— Start Data in this exercise —

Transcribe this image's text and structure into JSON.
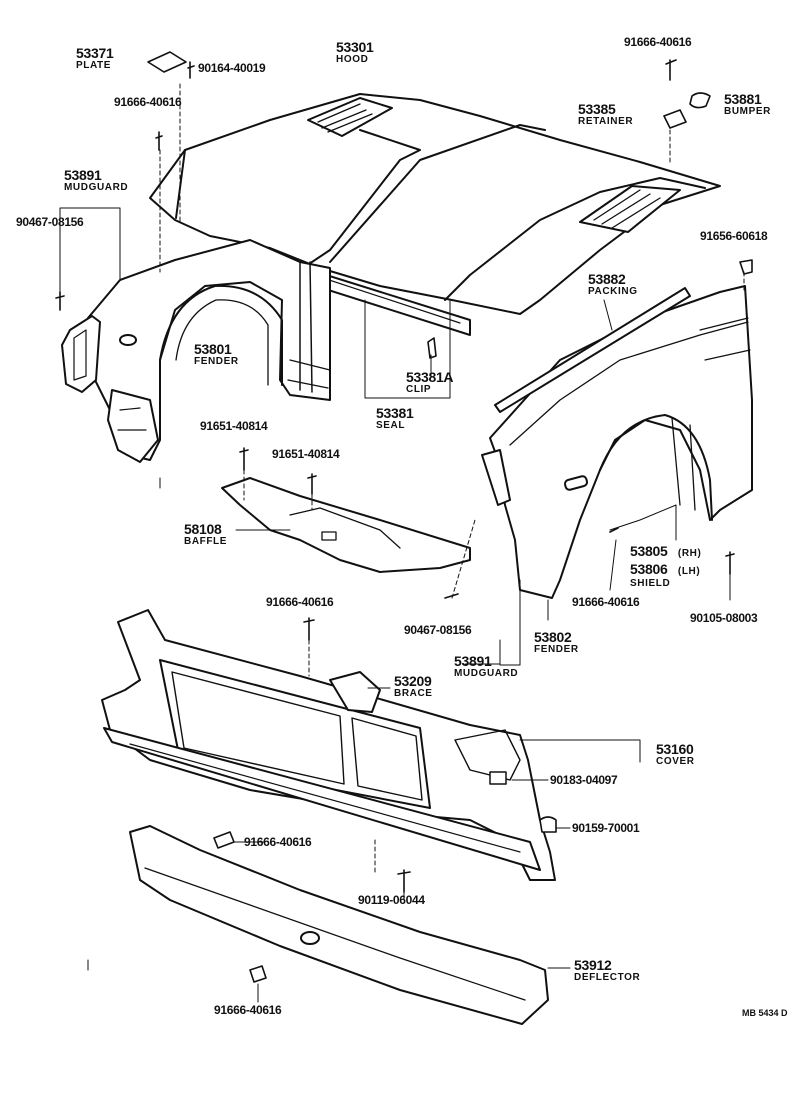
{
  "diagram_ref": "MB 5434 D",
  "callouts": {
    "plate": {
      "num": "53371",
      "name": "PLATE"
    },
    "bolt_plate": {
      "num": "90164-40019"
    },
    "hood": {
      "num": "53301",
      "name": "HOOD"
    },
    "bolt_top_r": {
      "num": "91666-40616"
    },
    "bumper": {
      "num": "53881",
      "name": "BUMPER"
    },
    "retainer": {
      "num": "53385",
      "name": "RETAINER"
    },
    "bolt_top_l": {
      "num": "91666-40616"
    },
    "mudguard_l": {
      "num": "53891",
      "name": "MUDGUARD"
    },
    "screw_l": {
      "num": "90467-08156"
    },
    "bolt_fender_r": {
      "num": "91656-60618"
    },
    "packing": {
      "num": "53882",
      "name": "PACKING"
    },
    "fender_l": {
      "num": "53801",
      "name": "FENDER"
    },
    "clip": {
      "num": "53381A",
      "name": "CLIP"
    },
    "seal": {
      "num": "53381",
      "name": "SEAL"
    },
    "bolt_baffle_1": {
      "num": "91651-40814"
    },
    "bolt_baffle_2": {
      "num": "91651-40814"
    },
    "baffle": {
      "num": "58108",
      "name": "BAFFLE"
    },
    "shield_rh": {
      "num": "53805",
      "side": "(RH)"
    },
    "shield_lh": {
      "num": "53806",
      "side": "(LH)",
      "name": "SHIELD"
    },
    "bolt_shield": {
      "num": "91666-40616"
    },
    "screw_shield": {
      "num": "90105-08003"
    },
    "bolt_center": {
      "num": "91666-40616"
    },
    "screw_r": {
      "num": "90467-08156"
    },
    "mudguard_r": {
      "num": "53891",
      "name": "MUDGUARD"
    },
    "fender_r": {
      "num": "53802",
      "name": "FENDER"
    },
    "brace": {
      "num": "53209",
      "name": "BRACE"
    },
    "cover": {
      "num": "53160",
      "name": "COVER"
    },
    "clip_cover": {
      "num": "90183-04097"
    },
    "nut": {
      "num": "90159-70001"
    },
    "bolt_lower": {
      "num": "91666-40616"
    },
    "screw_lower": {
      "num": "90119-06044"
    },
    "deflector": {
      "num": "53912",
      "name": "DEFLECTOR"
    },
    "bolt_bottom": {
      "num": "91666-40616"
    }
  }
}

— End Data in this exercise —

Work to do: Copy every entry word for word, but omit the pictures.

Response below:
Transcribe this image's text and structure into JSON.
{
  "diagram_ref": "MB 5434 D",
  "callouts": {
    "plate": {
      "num": "53371",
      "name": "PLATE"
    },
    "bolt_plate": {
      "num": "90164-40019"
    },
    "hood": {
      "num": "53301",
      "name": "HOOD"
    },
    "bolt_top_r": {
      "num": "91666-40616"
    },
    "bumper": {
      "num": "53881",
      "name": "BUMPER"
    },
    "retainer": {
      "num": "53385",
      "name": "RETAINER"
    },
    "bolt_top_l": {
      "num": "91666-40616"
    },
    "mudguard_l": {
      "num": "53891",
      "name": "MUDGUARD"
    },
    "screw_l": {
      "num": "90467-08156"
    },
    "bolt_fender_r": {
      "num": "91656-60618"
    },
    "packing": {
      "num": "53882",
      "name": "PACKING"
    },
    "fender_l": {
      "num": "53801",
      "name": "FENDER"
    },
    "clip": {
      "num": "53381A",
      "name": "CLIP"
    },
    "seal": {
      "num": "53381",
      "name": "SEAL"
    },
    "bolt_baffle_1": {
      "num": "91651-40814"
    },
    "bolt_baffle_2": {
      "num": "91651-40814"
    },
    "baffle": {
      "num": "58108",
      "name": "BAFFLE"
    },
    "shield_rh": {
      "num": "53805",
      "side": "(RH)"
    },
    "shield_lh": {
      "num": "53806",
      "side": "(LH)",
      "name": "SHIELD"
    },
    "bolt_shield": {
      "num": "91666-40616"
    },
    "screw_shield": {
      "num": "90105-08003"
    },
    "bolt_center": {
      "num": "91666-40616"
    },
    "screw_r": {
      "num": "90467-08156"
    },
    "mudguard_r": {
      "num": "53891",
      "name": "MUDGUARD"
    },
    "fender_r": {
      "num": "53802",
      "name": "FENDER"
    },
    "brace": {
      "num": "53209",
      "name": "BRACE"
    },
    "cover": {
      "num": "53160",
      "name": "COVER"
    },
    "clip_cover": {
      "num": "90183-04097"
    },
    "nut": {
      "num": "90159-70001"
    },
    "bolt_lower": {
      "num": "91666-40616"
    },
    "screw_lower": {
      "num": "90119-06044"
    },
    "deflector": {
      "num": "53912",
      "name": "DEFLECTOR"
    },
    "bolt_bottom": {
      "num": "91666-40616"
    }
  }
}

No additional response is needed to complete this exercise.